EXERCISE INPUT:
--

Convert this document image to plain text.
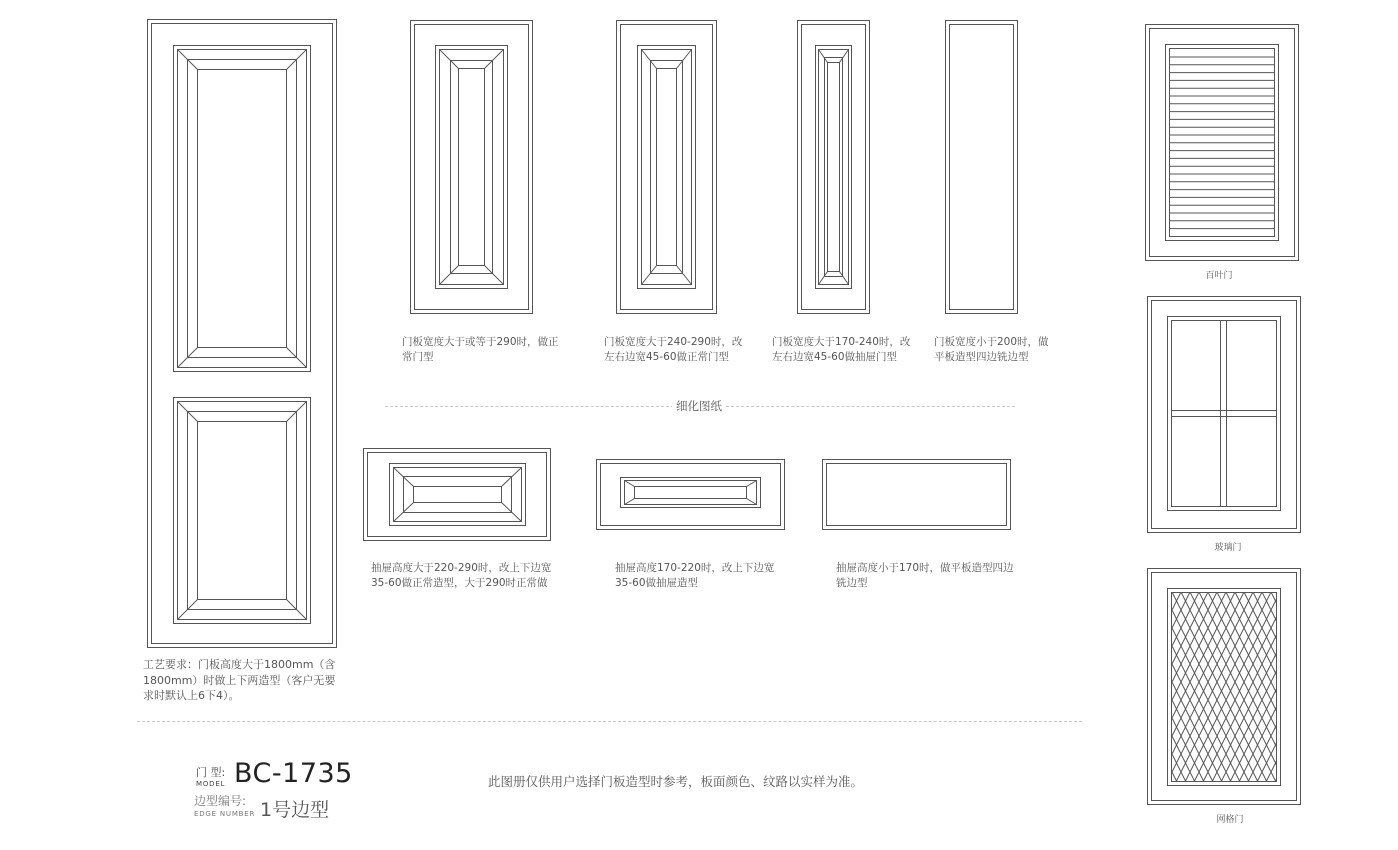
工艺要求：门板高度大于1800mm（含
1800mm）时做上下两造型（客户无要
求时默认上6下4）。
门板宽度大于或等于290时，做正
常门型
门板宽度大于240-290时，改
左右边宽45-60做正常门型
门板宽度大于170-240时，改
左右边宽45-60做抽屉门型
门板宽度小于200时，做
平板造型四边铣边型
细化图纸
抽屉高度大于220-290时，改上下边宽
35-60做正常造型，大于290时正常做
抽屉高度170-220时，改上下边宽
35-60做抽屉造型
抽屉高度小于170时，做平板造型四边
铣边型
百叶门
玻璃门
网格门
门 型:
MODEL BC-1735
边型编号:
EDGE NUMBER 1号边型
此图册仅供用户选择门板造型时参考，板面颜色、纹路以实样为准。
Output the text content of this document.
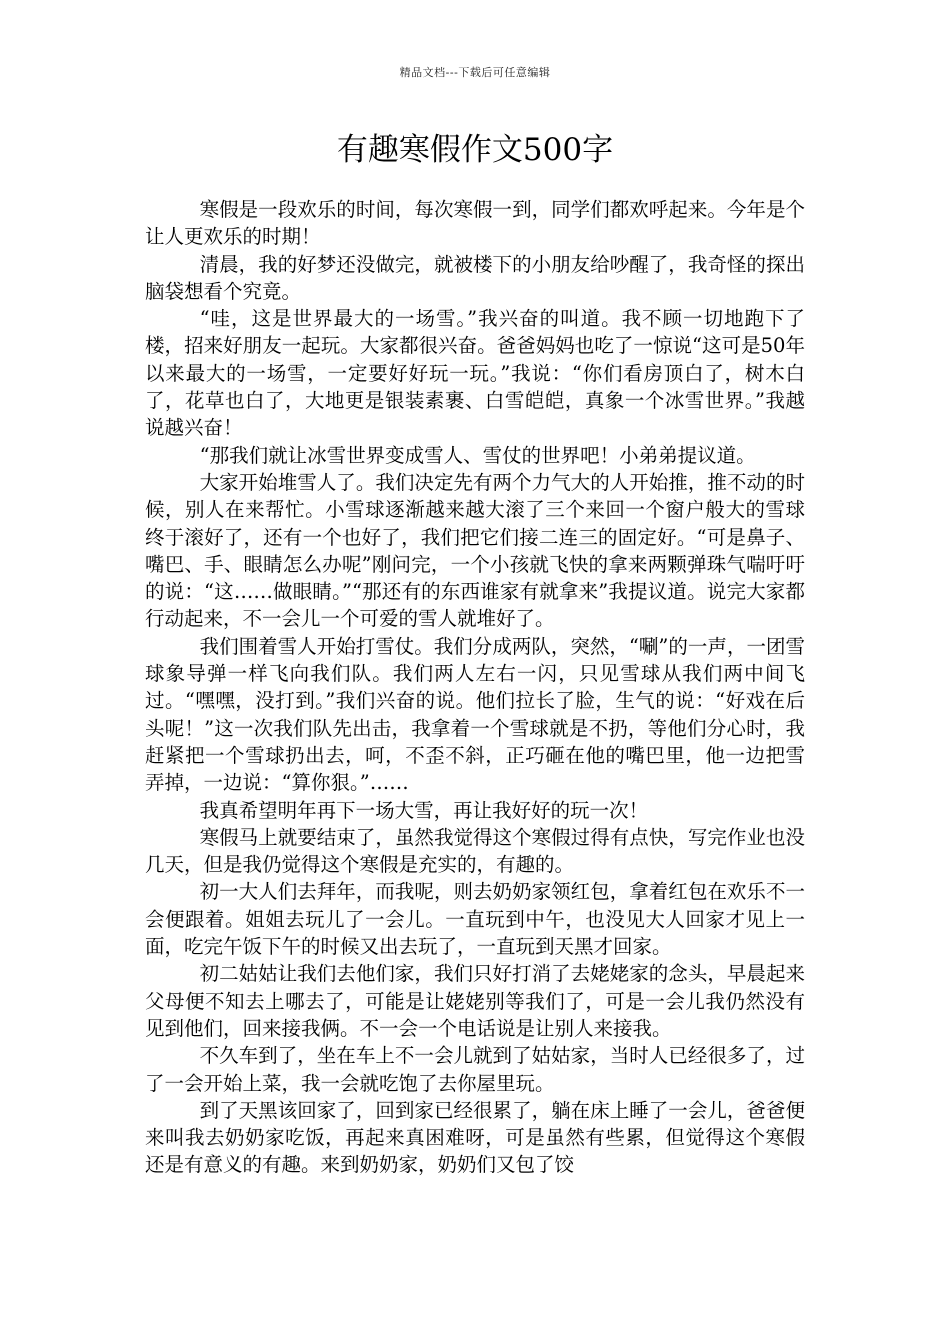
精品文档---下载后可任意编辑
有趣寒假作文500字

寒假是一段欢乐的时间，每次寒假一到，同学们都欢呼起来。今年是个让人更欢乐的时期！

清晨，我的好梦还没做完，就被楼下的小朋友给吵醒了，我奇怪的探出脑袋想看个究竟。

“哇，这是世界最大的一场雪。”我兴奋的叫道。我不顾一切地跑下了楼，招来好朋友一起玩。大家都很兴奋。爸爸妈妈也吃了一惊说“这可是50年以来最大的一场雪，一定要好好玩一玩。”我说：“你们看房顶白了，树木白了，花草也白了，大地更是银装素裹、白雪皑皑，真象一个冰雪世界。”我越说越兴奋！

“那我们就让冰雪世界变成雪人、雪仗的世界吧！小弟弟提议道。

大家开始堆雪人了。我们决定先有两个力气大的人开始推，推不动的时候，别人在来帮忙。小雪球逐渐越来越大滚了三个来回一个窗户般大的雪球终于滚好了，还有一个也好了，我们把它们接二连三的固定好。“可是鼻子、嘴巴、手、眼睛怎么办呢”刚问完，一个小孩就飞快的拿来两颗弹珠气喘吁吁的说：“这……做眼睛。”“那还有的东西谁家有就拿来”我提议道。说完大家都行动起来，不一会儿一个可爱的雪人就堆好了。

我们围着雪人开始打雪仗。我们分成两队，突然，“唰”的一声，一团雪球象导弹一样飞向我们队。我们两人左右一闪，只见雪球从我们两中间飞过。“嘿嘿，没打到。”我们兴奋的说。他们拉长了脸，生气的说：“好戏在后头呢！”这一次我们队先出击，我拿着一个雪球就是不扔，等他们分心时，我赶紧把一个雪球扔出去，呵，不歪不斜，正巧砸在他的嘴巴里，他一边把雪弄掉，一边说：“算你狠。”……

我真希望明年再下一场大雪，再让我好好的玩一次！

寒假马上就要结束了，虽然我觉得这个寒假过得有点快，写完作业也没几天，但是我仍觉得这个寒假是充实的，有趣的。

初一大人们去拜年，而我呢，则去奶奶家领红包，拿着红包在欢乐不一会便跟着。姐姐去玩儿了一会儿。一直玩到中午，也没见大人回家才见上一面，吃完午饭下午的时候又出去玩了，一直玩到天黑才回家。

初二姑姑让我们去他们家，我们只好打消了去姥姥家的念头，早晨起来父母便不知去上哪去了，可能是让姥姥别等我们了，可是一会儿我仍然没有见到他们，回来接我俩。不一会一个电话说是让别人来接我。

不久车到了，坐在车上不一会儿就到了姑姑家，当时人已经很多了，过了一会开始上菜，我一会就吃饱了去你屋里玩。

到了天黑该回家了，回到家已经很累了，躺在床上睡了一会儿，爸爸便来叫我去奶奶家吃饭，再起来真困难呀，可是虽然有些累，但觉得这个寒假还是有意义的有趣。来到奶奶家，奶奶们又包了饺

--

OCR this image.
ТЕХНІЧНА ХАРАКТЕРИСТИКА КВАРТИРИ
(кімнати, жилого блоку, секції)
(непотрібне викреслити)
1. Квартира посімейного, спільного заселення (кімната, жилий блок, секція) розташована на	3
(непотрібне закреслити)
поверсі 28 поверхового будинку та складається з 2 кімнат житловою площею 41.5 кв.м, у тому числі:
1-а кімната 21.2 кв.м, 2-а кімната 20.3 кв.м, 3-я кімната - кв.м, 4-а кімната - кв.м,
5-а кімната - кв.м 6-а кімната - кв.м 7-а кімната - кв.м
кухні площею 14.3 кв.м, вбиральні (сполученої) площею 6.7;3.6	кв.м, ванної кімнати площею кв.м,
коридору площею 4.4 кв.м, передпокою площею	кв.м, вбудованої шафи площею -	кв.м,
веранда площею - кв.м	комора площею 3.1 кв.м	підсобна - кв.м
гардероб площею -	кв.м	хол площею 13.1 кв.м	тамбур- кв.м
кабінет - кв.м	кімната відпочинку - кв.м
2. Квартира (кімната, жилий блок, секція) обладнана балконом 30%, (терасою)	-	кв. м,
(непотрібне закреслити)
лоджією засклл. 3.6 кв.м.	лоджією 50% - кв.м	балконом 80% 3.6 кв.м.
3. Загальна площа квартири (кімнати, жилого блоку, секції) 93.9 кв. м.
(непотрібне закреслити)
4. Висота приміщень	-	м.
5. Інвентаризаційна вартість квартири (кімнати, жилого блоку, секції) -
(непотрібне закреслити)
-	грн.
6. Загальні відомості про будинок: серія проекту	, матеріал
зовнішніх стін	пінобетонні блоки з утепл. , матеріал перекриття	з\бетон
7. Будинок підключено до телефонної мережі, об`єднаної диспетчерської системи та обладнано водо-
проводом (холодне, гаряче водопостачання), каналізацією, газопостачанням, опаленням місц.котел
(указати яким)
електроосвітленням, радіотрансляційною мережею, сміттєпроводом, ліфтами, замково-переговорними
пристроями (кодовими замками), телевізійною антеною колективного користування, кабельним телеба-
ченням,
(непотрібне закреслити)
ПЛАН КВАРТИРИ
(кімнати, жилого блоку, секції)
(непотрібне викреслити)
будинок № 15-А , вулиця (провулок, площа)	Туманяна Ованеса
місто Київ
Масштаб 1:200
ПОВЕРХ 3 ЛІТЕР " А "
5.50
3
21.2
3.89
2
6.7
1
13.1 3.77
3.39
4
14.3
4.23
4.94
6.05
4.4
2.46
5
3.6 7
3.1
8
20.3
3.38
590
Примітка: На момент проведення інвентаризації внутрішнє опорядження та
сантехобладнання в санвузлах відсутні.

--

TASK GOAL: Every line of the listing that holds "площа" should be found and copied.

COMPLETE RESPONSE:
3. Загальна площа квартири (кімнати, жилого блоку, секції) 93.9 кв. м.
будинок № 15-А , вулиця (провулок, площа)	Туманяна Ованеса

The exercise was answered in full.